Stored data entries:
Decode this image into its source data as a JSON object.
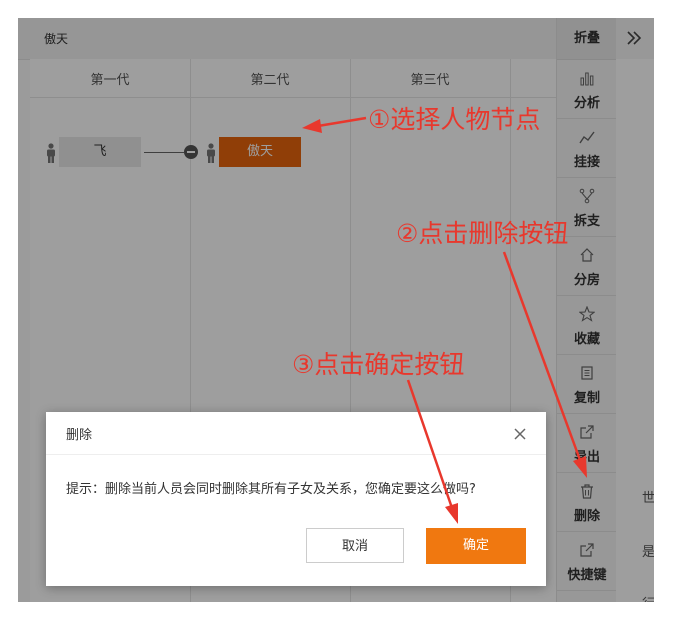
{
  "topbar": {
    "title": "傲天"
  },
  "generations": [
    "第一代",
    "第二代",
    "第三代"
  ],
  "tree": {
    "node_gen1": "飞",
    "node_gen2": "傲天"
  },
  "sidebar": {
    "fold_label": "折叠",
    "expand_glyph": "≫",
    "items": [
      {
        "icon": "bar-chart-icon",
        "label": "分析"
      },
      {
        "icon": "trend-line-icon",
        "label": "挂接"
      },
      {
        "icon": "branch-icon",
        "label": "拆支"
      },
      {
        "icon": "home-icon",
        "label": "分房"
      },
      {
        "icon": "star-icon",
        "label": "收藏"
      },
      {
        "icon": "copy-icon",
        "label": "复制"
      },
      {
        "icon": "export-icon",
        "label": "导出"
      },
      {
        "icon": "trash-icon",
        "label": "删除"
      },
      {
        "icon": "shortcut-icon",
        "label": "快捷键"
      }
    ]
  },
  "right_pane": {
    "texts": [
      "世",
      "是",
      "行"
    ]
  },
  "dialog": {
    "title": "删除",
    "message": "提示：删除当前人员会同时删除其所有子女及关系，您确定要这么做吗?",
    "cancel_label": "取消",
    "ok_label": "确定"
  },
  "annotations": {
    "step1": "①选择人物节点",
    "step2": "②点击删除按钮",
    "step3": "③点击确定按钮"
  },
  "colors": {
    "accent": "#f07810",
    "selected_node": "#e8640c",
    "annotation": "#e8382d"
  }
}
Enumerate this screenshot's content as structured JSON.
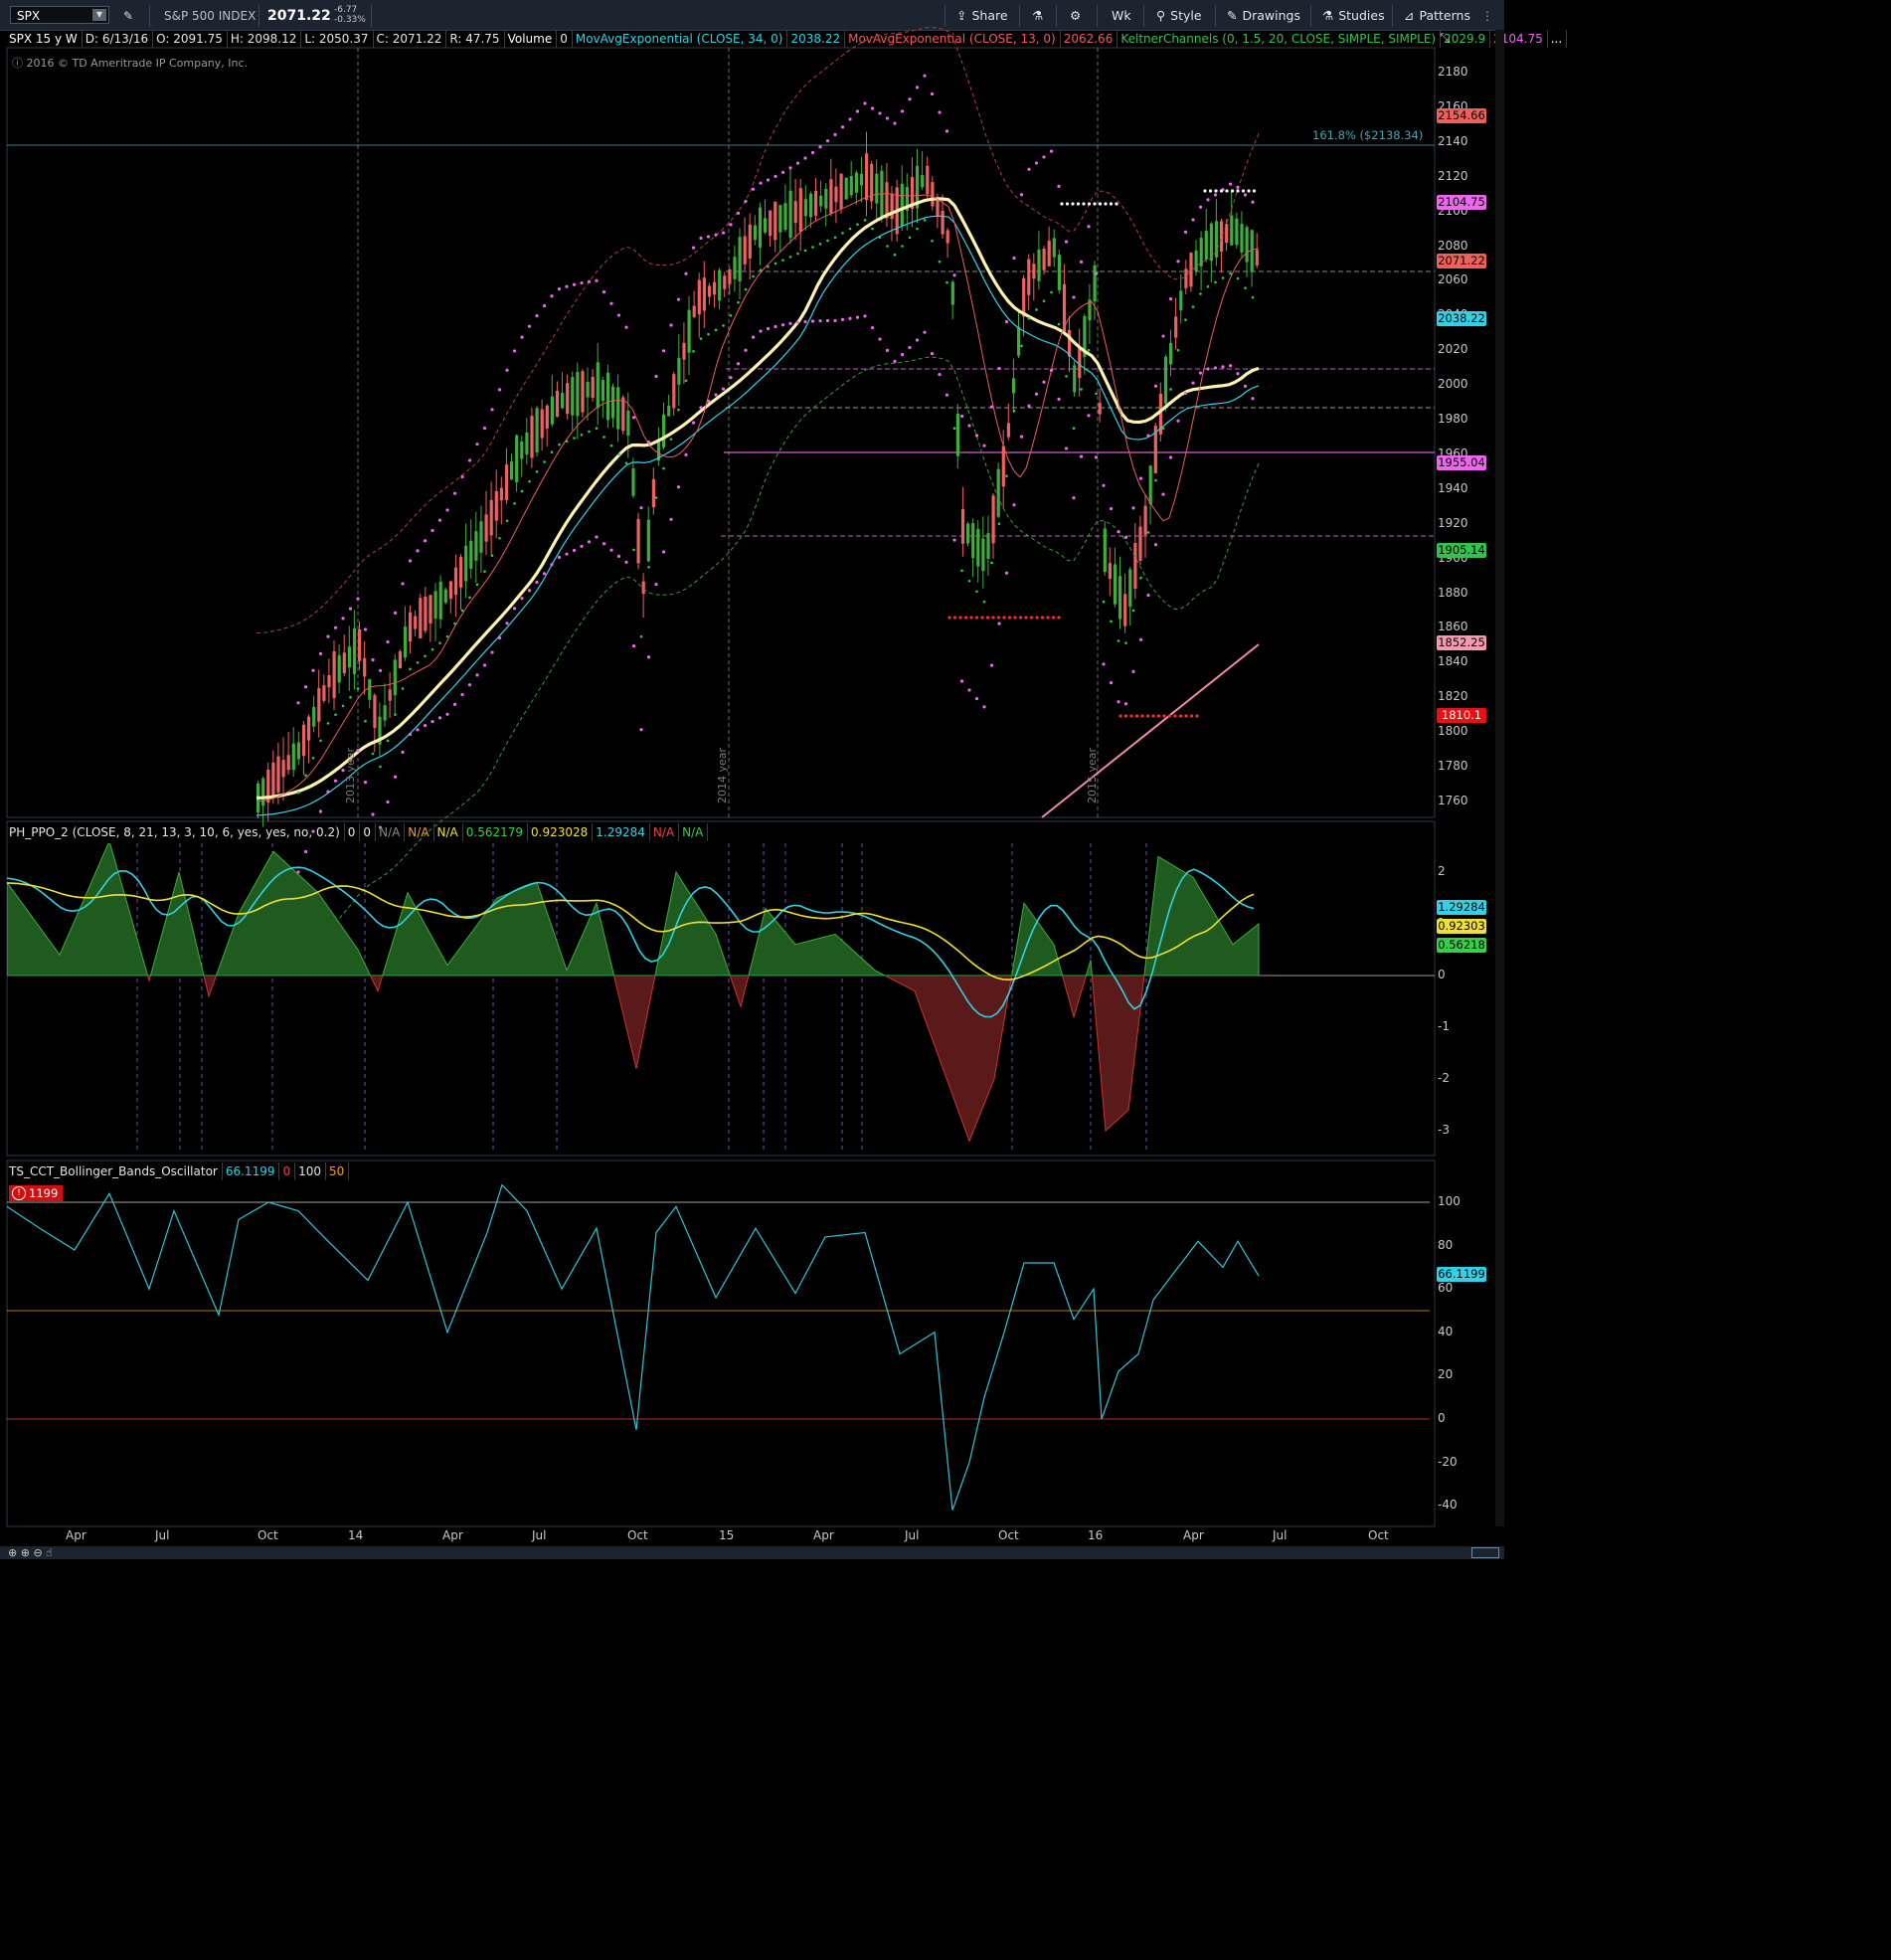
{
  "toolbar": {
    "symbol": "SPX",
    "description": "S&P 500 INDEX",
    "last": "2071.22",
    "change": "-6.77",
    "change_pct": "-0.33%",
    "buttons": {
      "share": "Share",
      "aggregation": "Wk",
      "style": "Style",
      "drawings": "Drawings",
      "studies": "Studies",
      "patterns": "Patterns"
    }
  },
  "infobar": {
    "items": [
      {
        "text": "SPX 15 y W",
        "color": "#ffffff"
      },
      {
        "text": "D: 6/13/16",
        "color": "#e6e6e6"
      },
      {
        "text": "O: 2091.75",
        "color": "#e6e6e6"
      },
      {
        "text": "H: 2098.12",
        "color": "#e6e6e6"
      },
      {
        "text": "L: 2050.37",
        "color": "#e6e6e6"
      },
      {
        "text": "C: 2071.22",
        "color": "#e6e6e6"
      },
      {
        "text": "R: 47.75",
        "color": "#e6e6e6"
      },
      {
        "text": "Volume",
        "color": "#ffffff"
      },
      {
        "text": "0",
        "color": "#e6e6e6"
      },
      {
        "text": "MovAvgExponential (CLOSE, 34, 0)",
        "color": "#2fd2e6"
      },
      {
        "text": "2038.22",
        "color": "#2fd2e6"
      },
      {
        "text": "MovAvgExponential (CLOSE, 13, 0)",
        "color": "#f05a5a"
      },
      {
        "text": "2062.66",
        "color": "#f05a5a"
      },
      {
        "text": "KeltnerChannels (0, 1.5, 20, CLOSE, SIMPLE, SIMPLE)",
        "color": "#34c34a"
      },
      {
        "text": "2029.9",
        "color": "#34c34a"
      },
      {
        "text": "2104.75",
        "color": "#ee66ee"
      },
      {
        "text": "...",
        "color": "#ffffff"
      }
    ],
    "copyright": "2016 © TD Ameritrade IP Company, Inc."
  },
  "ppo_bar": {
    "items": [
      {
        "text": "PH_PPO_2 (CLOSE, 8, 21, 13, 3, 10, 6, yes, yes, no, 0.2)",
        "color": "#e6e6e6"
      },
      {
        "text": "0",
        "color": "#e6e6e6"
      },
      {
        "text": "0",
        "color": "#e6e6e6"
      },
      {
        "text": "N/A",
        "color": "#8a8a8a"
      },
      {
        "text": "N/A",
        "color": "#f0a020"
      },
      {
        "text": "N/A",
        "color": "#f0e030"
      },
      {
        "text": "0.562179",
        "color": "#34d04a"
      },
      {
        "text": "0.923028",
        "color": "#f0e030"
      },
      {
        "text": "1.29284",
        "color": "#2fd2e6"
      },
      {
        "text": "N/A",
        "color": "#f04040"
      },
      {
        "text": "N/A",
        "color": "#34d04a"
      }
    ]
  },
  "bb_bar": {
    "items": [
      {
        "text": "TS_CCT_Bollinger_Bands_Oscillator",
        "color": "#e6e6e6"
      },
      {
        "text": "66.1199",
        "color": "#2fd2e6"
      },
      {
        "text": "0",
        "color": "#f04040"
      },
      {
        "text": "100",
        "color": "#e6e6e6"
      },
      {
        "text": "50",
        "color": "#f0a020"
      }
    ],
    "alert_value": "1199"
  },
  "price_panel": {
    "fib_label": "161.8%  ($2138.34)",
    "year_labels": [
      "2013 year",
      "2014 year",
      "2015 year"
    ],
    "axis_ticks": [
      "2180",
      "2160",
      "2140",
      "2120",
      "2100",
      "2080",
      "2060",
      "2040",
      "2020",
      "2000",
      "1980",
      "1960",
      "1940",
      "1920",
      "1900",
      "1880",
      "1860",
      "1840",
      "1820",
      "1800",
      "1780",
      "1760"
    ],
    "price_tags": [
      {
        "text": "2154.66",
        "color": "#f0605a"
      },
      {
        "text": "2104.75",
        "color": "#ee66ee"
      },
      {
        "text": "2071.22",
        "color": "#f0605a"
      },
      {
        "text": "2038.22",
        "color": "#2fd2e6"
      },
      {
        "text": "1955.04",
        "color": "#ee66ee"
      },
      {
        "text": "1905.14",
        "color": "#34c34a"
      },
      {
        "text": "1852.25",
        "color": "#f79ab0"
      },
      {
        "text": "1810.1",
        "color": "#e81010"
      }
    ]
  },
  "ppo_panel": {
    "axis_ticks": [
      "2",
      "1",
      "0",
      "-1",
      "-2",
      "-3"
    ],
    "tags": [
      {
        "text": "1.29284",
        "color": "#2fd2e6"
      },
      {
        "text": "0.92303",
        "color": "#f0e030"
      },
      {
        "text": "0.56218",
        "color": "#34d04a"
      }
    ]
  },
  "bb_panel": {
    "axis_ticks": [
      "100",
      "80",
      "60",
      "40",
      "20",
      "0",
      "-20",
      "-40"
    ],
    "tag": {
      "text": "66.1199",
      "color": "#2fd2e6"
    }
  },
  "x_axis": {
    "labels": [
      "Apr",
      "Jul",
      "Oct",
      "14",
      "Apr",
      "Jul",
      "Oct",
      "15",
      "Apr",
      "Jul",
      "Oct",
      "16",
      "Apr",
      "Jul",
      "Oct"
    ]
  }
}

EXERCISE DETAILS
All of the data needs repeating exactly, but the pictures do not.

WRITTEN RESPONSE
Decode this image into its source data as a JSON object.
{
  "topbar": {
    "title": "傲天"
  },
  "generations": [
    "第一代",
    "第二代",
    "第三代"
  ],
  "tree": {
    "node_gen1": "飞",
    "node_gen2": "傲天"
  },
  "sidebar": {
    "fold_label": "折叠",
    "expand_glyph": "≫",
    "items": [
      {
        "icon": "bar-chart-icon",
        "label": "分析"
      },
      {
        "icon": "trend-line-icon",
        "label": "挂接"
      },
      {
        "icon": "branch-icon",
        "label": "拆支"
      },
      {
        "icon": "home-icon",
        "label": "分房"
      },
      {
        "icon": "star-icon",
        "label": "收藏"
      },
      {
        "icon": "copy-icon",
        "label": "复制"
      },
      {
        "icon": "export-icon",
        "label": "导出"
      },
      {
        "icon": "trash-icon",
        "label": "删除"
      },
      {
        "icon": "shortcut-icon",
        "label": "快捷键"
      }
    ]
  },
  "right_pane": {
    "texts": [
      "世",
      "是",
      "行"
    ]
  },
  "dialog": {
    "title": "删除",
    "message": "提示：删除当前人员会同时删除其所有子女及关系，您确定要这么做吗?",
    "cancel_label": "取消",
    "ok_label": "确定"
  },
  "annotations": {
    "step1": "①选择人物节点",
    "step2": "②点击删除按钮",
    "step3": "③点击确定按钮"
  },
  "colors": {
    "accent": "#f07810",
    "selected_node": "#e8640c",
    "annotation": "#e8382d"
  }
}
Enumerate this screenshot's content as structured JSON.
{
  "toolbar": {
    "symbol": "SPX",
    "description": "S&P 500 INDEX",
    "last": "2071.22",
    "change": "-6.77",
    "change_pct": "-0.33%",
    "buttons": {
      "share": "Share",
      "aggregation": "Wk",
      "style": "Style",
      "drawings": "Drawings",
      "studies": "Studies",
      "patterns": "Patterns"
    }
  },
  "infobar": {
    "items": [
      {
        "text": "SPX 15 y W",
        "color": "#ffffff"
      },
      {
        "text": "D: 6/13/16",
        "color": "#e6e6e6"
      },
      {
        "text": "O: 2091.75",
        "color": "#e6e6e6"
      },
      {
        "text": "H: 2098.12",
        "color": "#e6e6e6"
      },
      {
        "text": "L: 2050.37",
        "color": "#e6e6e6"
      },
      {
        "text": "C: 2071.22",
        "color": "#e6e6e6"
      },
      {
        "text": "R: 47.75",
        "color": "#e6e6e6"
      },
      {
        "text": "Volume",
        "color": "#ffffff"
      },
      {
        "text": "0",
        "color": "#e6e6e6"
      },
      {
        "text": "MovAvgExponential (CLOSE, 34, 0)",
        "color": "#2fd2e6"
      },
      {
        "text": "2038.22",
        "color": "#2fd2e6"
      },
      {
        "text": "MovAvgExponential (CLOSE, 13, 0)",
        "color": "#f05a5a"
      },
      {
        "text": "2062.66",
        "color": "#f05a5a"
      },
      {
        "text": "KeltnerChannels (0, 1.5, 20, CLOSE, SIMPLE, SIMPLE)",
        "color": "#34c34a"
      },
      {
        "text": "2029.9",
        "color": "#34c34a"
      },
      {
        "text": "2104.75",
        "color": "#ee66ee"
      },
      {
        "text": "...",
        "color": "#ffffff"
      }
    ],
    "copyright": "2016 © TD Ameritrade IP Company, Inc."
  },
  "ppo_bar": {
    "items": [
      {
        "text": "PH_PPO_2 (CLOSE, 8, 21, 13, 3, 10, 6, yes, yes, no, 0.2)",
        "color": "#e6e6e6"
      },
      {
        "text": "0",
        "color": "#e6e6e6"
      },
      {
        "text": "0",
        "color": "#e6e6e6"
      },
      {
        "text": "N/A",
        "color": "#8a8a8a"
      },
      {
        "text": "N/A",
        "color": "#f0a020"
      },
      {
        "text": "N/A",
        "color": "#f0e030"
      },
      {
        "text": "0.562179",
        "color": "#34d04a"
      },
      {
        "text": "0.923028",
        "color": "#f0e030"
      },
      {
        "text": "1.29284",
        "color": "#2fd2e6"
      },
      {
        "text": "N/A",
        "color": "#f04040"
      },
      {
        "text": "N/A",
        "color": "#34d04a"
      }
    ]
  },
  "bb_bar": {
    "items": [
      {
        "text": "TS_CCT_Bollinger_Bands_Oscillator",
        "color": "#e6e6e6"
      },
      {
        "text": "66.1199",
        "color": "#2fd2e6"
      },
      {
        "text": "0",
        "color": "#f04040"
      },
      {
        "text": "100",
        "color": "#e6e6e6"
      },
      {
        "text": "50",
        "color": "#f0a020"
      }
    ],
    "alert_value": "1199"
  },
  "price_panel": {
    "fib_label": "161.8%  ($2138.34)",
    "year_labels": [
      "2013 year",
      "2014 year",
      "2015 year"
    ],
    "axis_ticks": [
      "2180",
      "2160",
      "2140",
      "2120",
      "2100",
      "2080",
      "2060",
      "2040",
      "2020",
      "2000",
      "1980",
      "1960",
      "1940",
      "1920",
      "1900",
      "1880",
      "1860",
      "1840",
      "1820",
      "1800",
      "1780",
      "1760"
    ],
    "price_tags": [
      {
        "text": "2154.66",
        "color": "#f0605a"
      },
      {
        "text": "2104.75",
        "color": "#ee66ee"
      },
      {
        "text": "2071.22",
        "color": "#f0605a"
      },
      {
        "text": "2038.22",
        "color": "#2fd2e6"
      },
      {
        "text": "1955.04",
        "color": "#ee66ee"
      },
      {
        "text": "1905.14",
        "color": "#34c34a"
      },
      {
        "text": "1852.25",
        "color": "#f79ab0"
      },
      {
        "text": "1810.1",
        "color": "#e81010"
      }
    ]
  },
  "ppo_panel": {
    "axis_ticks": [
      "2",
      "1",
      "0",
      "-1",
      "-2",
      "-3"
    ],
    "tags": [
      {
        "text": "1.29284",
        "color": "#2fd2e6"
      },
      {
        "text": "0.92303",
        "color": "#f0e030"
      },
      {
        "text": "0.56218",
        "color": "#34d04a"
      }
    ]
  },
  "bb_panel": {
    "axis_ticks": [
      "100",
      "80",
      "60",
      "40",
      "20",
      "0",
      "-20",
      "-40"
    ],
    "tag": {
      "text": "66.1199",
      "color": "#2fd2e6"
    }
  },
  "x_axis": {
    "labels": [
      "Apr",
      "Jul",
      "Oct",
      "14",
      "Apr",
      "Jul",
      "Oct",
      "15",
      "Apr",
      "Jul",
      "Oct",
      "16",
      "Apr",
      "Jul",
      "Oct"
    ]
  }
}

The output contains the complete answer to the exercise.